(Extracted data entries)
┄┄┄┄┄┄

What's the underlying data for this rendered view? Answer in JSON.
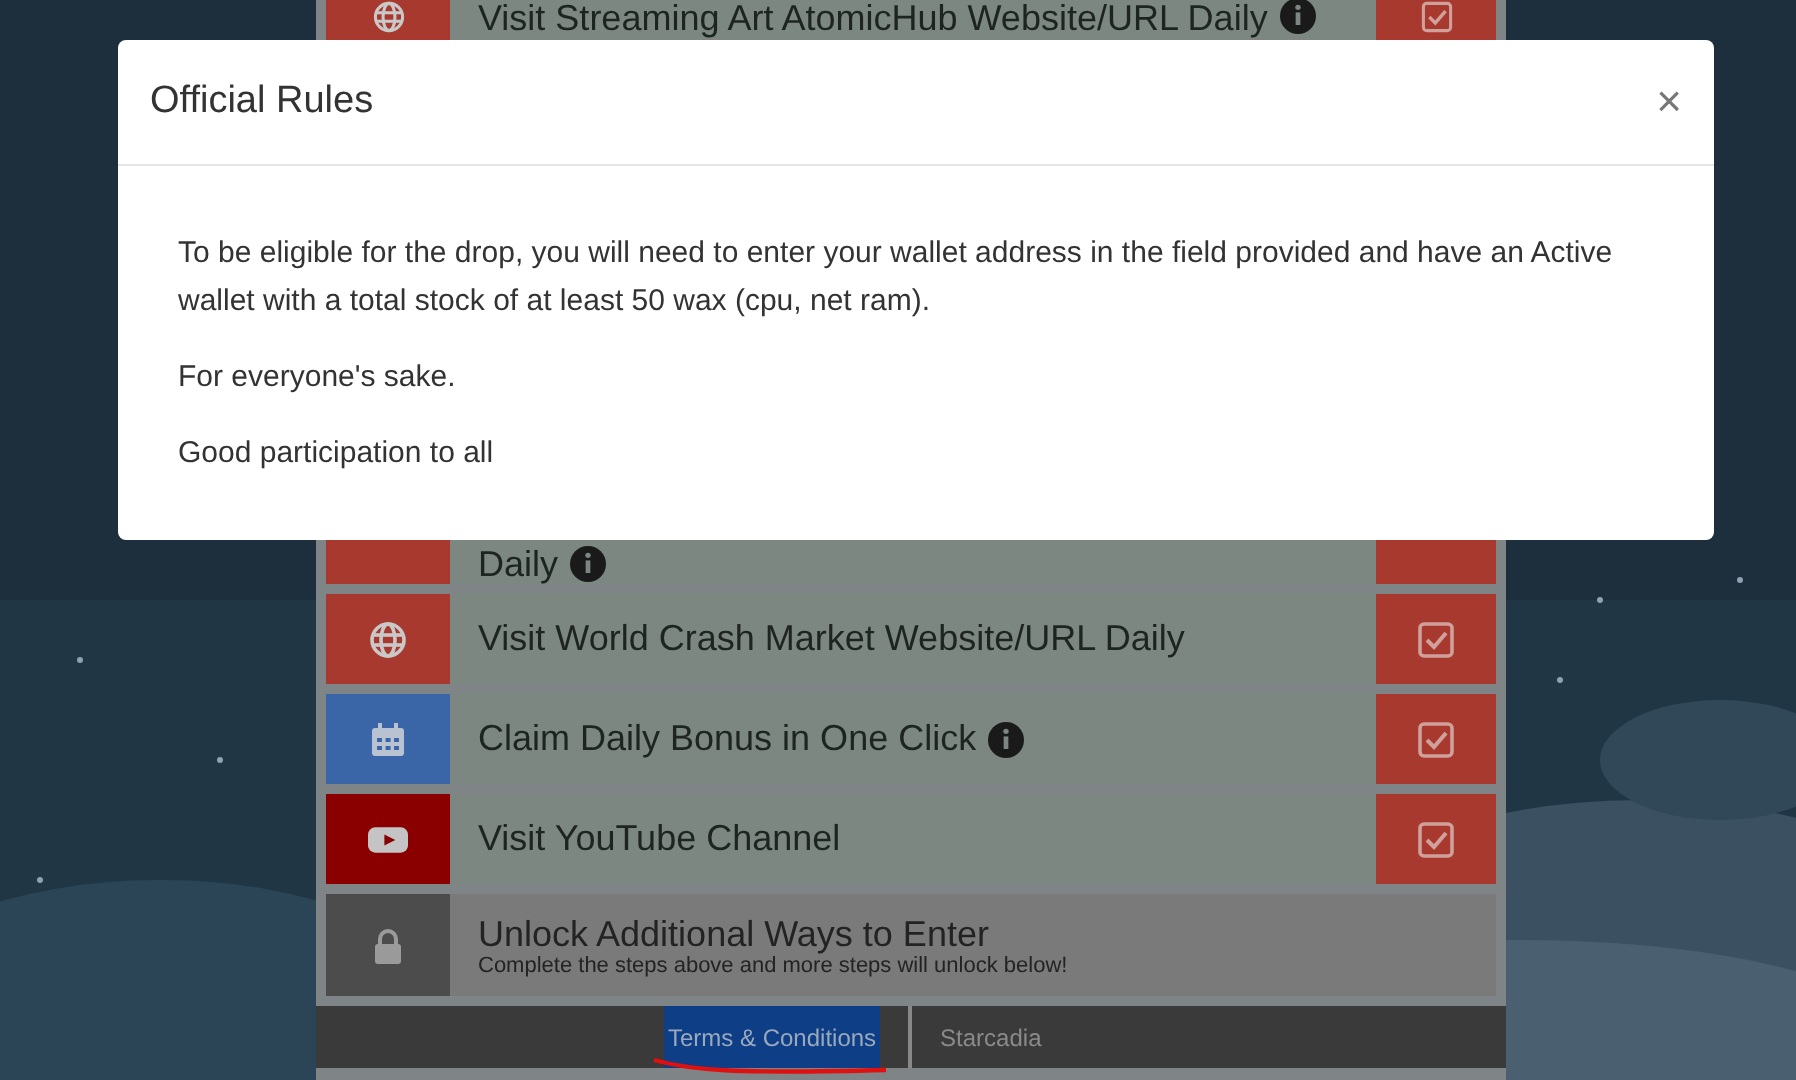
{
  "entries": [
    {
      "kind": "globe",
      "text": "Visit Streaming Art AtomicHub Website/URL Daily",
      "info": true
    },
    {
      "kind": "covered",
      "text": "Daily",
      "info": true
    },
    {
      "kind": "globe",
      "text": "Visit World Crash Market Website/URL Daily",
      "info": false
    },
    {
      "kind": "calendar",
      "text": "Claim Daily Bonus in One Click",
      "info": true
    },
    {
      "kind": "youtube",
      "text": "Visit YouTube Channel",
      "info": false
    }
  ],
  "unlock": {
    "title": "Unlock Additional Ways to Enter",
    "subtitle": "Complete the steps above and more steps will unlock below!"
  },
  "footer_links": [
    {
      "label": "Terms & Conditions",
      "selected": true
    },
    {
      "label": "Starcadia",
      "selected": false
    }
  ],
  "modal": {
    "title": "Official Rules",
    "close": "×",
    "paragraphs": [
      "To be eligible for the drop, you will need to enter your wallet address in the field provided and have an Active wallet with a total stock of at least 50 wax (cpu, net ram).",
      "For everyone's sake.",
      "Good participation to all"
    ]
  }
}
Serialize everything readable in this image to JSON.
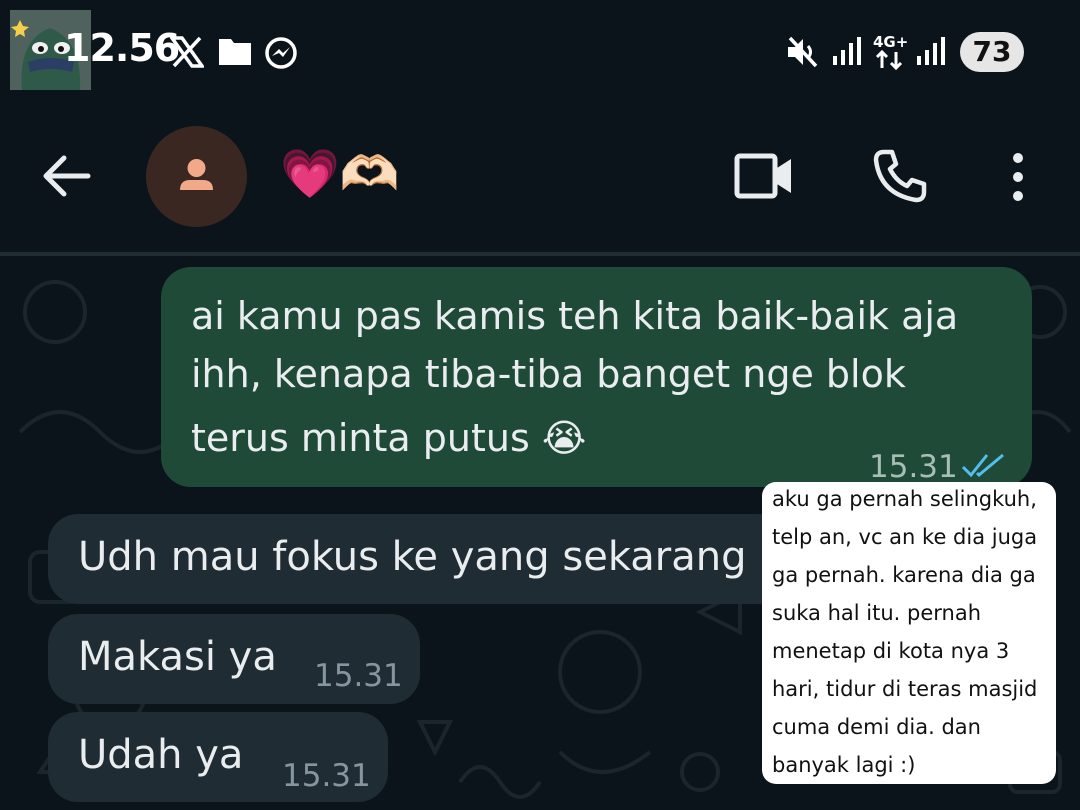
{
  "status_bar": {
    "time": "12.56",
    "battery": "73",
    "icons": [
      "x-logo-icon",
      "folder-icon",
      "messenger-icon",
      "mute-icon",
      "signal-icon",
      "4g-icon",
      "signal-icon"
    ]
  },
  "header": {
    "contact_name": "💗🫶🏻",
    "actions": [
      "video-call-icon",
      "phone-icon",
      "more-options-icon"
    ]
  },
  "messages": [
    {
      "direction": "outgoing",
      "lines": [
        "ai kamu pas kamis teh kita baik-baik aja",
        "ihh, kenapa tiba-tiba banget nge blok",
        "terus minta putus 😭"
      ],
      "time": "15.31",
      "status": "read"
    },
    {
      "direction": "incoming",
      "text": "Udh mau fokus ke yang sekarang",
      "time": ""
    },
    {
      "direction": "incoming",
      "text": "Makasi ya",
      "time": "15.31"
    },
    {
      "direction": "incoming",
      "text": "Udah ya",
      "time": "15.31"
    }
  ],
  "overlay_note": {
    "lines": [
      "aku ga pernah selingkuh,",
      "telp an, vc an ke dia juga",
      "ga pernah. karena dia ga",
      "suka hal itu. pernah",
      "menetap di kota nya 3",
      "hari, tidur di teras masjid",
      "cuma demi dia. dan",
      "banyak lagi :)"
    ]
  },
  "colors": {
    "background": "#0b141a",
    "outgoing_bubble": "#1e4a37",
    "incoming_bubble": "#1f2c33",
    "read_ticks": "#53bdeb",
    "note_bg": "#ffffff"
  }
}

┄┄┄┄┄┄

■ Written request ■
With the pictures omitted, reproduce the records in full and exactly.

■ Result for this exercise ■
What's the underlying data for this rendered view? Answer in JSON.
{
  "entries": [
    {
      "kind": "globe",
      "text": "Visit Streaming Art AtomicHub Website/URL Daily",
      "info": true
    },
    {
      "kind": "covered",
      "text": "Daily",
      "info": true
    },
    {
      "kind": "globe",
      "text": "Visit World Crash Market Website/URL Daily",
      "info": false
    },
    {
      "kind": "calendar",
      "text": "Claim Daily Bonus in One Click",
      "info": true
    },
    {
      "kind": "youtube",
      "text": "Visit YouTube Channel",
      "info": false
    }
  ],
  "unlock": {
    "title": "Unlock Additional Ways to Enter",
    "subtitle": "Complete the steps above and more steps will unlock below!"
  },
  "footer_links": [
    {
      "label": "Terms & Conditions",
      "selected": true
    },
    {
      "label": "Starcadia",
      "selected": false
    }
  ],
  "modal": {
    "title": "Official Rules",
    "close": "×",
    "paragraphs": [
      "To be eligible for the drop, you will need to enter your wallet address in the field provided and have an Active wallet with a total stock of at least 50 wax (cpu, net ram).",
      "For everyone's sake.",
      "Good participation to all"
    ]
  }
}
Serialize everything readable in this image to JSON.
{
  "status_bar": {
    "time": "12.56",
    "battery": "73",
    "icons": [
      "x-logo-icon",
      "folder-icon",
      "messenger-icon",
      "mute-icon",
      "signal-icon",
      "4g-icon",
      "signal-icon"
    ]
  },
  "header": {
    "contact_name": "💗🫶🏻",
    "actions": [
      "video-call-icon",
      "phone-icon",
      "more-options-icon"
    ]
  },
  "messages": [
    {
      "direction": "outgoing",
      "lines": [
        "ai kamu pas kamis teh kita baik-baik aja",
        "ihh, kenapa tiba-tiba banget nge blok",
        "terus minta putus 😭"
      ],
      "time": "15.31",
      "status": "read"
    },
    {
      "direction": "incoming",
      "text": "Udh mau fokus ke yang sekarang",
      "time": ""
    },
    {
      "direction": "incoming",
      "text": "Makasi ya",
      "time": "15.31"
    },
    {
      "direction": "incoming",
      "text": "Udah ya",
      "time": "15.31"
    }
  ],
  "overlay_note": {
    "lines": [
      "aku ga pernah selingkuh,",
      "telp an, vc an ke dia juga",
      "ga pernah. karena dia ga",
      "suka hal itu. pernah",
      "menetap di kota nya 3",
      "hari, tidur di teras masjid",
      "cuma demi dia. dan",
      "banyak lagi :)"
    ]
  },
  "colors": {
    "background": "#0b141a",
    "outgoing_bubble": "#1e4a37",
    "incoming_bubble": "#1f2c33",
    "read_ticks": "#53bdeb",
    "note_bg": "#ffffff"
  }
}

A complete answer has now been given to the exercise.